Can you write out all of the material below, word for word?

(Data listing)
(begin)

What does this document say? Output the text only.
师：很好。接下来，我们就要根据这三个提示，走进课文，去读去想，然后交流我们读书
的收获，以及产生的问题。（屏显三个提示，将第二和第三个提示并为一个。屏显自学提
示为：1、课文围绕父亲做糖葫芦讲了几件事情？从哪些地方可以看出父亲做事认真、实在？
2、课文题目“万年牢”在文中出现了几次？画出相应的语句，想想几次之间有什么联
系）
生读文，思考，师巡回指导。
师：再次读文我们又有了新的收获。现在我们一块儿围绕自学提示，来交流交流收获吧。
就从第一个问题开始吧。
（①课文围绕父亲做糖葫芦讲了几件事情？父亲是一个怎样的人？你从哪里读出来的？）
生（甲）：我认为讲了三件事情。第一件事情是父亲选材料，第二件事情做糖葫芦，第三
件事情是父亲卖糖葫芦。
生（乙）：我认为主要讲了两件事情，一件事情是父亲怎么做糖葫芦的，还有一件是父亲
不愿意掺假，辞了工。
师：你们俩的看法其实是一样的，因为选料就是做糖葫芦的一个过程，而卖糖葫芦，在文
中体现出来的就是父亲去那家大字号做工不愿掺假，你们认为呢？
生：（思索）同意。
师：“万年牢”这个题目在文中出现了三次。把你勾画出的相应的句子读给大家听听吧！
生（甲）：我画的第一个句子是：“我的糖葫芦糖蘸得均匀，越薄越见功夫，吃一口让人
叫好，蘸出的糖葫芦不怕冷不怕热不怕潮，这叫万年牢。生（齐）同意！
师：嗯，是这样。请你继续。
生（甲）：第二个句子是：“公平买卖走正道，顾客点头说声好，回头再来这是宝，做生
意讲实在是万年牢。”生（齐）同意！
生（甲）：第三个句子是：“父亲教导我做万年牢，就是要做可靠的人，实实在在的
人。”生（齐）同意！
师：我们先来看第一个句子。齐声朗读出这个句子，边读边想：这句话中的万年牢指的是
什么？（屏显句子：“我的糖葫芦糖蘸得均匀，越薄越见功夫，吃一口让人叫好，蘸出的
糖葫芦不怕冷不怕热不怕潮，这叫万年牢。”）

(end)

### Solution to this problem
What does this document say? Output the text only.
师：很好。接下来，我们就要根据这三个提示，走进课文，去读去想，然后交流我们读书
的收获，以及产生的问题。（屏显三个提示，将第二和第三个提示并为一个。屏显自学提
示为：1、课文围绕父亲做糖葫芦讲了几件事情？从哪些地方可以看出父亲做事认真、实在？
2、课文题目“万年牢”在文中出现了几次？画出相应的语句，想想几次之间有什么联
系）
生读文，思考，师巡回指导。
师：再次读文我们又有了新的收获。现在我们一块儿围绕自学提示，来交流交流收获吧。
就从第一个问题开始吧。
（①课文围绕父亲做糖葫芦讲了几件事情？父亲是一个怎样的人？你从哪里读出来的？）
生（甲）：我认为讲了三件事情。第一件事情是父亲选材料，第二件事情做糖葫芦，第三
件事情是父亲卖糖葫芦。
生（乙）：我认为主要讲了两件事情，一件事情是父亲怎么做糖葫芦的，还有一件是父亲
不愿意掺假，辞了工。
师：你们俩的看法其实是一样的，因为选料就是做糖葫芦的一个过程，而卖糖葫芦，在文
中体现出来的就是父亲去那家大字号做工不愿掺假，你们认为呢？
生：（思索）同意。
师：“万年牢”这个题目在文中出现了三次。把你勾画出的相应的句子读给大家听听吧！
生（甲）：我画的第一个句子是：“我的糖葫芦糖蘸得均匀，越薄越见功夫，吃一口让人
叫好，蘸出的糖葫芦不怕冷不怕热不怕潮，这叫万年牢。生（齐）同意！
师：嗯，是这样。请你继续。
生（甲）：第二个句子是：“公平买卖走正道，顾客点头说声好，回头再来这是宝，做生
意讲实在是万年牢。”生（齐）同意！
生（甲）：第三个句子是：“父亲教导我做万年牢，就是要做可靠的人，实实在在的
人。”生（齐）同意！
师：我们先来看第一个句子。齐声朗读出这个句子，边读边想：这句话中的万年牢指的是
什么？（屏显句子：“我的糖葫芦糖蘸得均匀，越薄越见功夫，吃一口让人叫好，蘸出的
糖葫芦不怕冷不怕热不怕潮，这叫万年牢。”）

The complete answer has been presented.